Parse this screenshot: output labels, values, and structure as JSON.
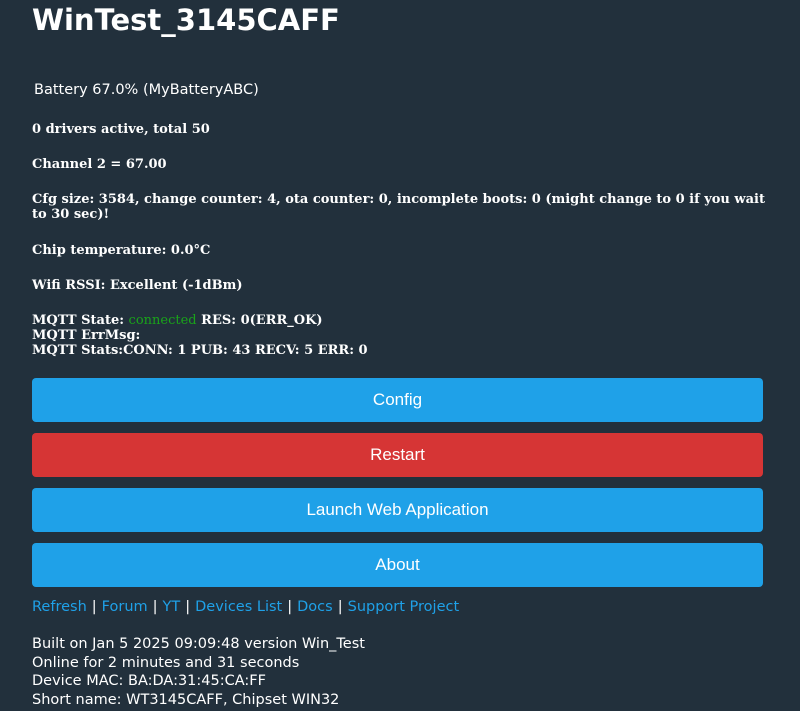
{
  "device": {
    "title": "WinTest_3145CAFF"
  },
  "status": {
    "battery": "Battery 67.0% (MyBatteryABC)",
    "drivers": "0 drivers active, total 50",
    "channel": "Channel 2 = 67.00",
    "cfg": "Cfg size: 3584, change counter: 4, ota counter: 0, incomplete boots: 0 (might change to 0 if you wait to 30 sec)!",
    "chip_temp": "Chip temperature: 0.0°C",
    "wifi": "Wifi RSSI: Excellent (-1dBm)",
    "mqtt": {
      "state_label": "MQTT State:",
      "state_value": "connected",
      "res": "RES: 0(ERR_OK)",
      "errmsg": "MQTT ErrMsg:",
      "stats": "MQTT Stats:CONN: 1 PUB: 43 RECV: 5 ERR: 0"
    }
  },
  "buttons": {
    "config": "Config",
    "restart": "Restart",
    "launch": "Launch Web Application",
    "about": "About"
  },
  "links": {
    "refresh": "Refresh",
    "forum": "Forum",
    "yt": "YT",
    "devices_list": "Devices List",
    "docs": "Docs",
    "support": "Support Project",
    "separator": "|"
  },
  "footer": {
    "built": "Built on Jan 5 2025 09:09:48 version Win_Test",
    "online": "Online for 2 minutes and 31 seconds",
    "mac": "Device MAC: BA:DA:31:45:CA:FF",
    "short_name": "Short name: WT3145CAFF, Chipset WIN32"
  },
  "colors": {
    "background": "#22303c",
    "button_blue": "#1fa1e8",
    "button_red": "#d63535",
    "connected_green": "#1aa31a",
    "link": "#1fa1e8"
  }
}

> [To be done] Repeat the data exactly, excluding the pictures.

> [Answer to this problem]
Parse this screenshot: output labels, values, and structure as JSON.
{
  "device": {
    "title": "WinTest_3145CAFF"
  },
  "status": {
    "battery": "Battery 67.0% (MyBatteryABC)",
    "drivers": "0 drivers active, total 50",
    "channel": "Channel 2 = 67.00",
    "cfg": "Cfg size: 3584, change counter: 4, ota counter: 0, incomplete boots: 0 (might change to 0 if you wait to 30 sec)!",
    "chip_temp": "Chip temperature: 0.0°C",
    "wifi": "Wifi RSSI: Excellent (-1dBm)",
    "mqtt": {
      "state_label": "MQTT State:",
      "state_value": "connected",
      "res": "RES: 0(ERR_OK)",
      "errmsg": "MQTT ErrMsg:",
      "stats": "MQTT Stats:CONN: 1 PUB: 43 RECV: 5 ERR: 0"
    }
  },
  "buttons": {
    "config": "Config",
    "restart": "Restart",
    "launch": "Launch Web Application",
    "about": "About"
  },
  "links": {
    "refresh": "Refresh",
    "forum": "Forum",
    "yt": "YT",
    "devices_list": "Devices List",
    "docs": "Docs",
    "support": "Support Project",
    "separator": "|"
  },
  "footer": {
    "built": "Built on Jan 5 2025 09:09:48 version Win_Test",
    "online": "Online for 2 minutes and 31 seconds",
    "mac": "Device MAC: BA:DA:31:45:CA:FF",
    "short_name": "Short name: WT3145CAFF, Chipset WIN32"
  },
  "colors": {
    "background": "#22303c",
    "button_blue": "#1fa1e8",
    "button_red": "#d63535",
    "connected_green": "#1aa31a",
    "link": "#1fa1e8"
  }
}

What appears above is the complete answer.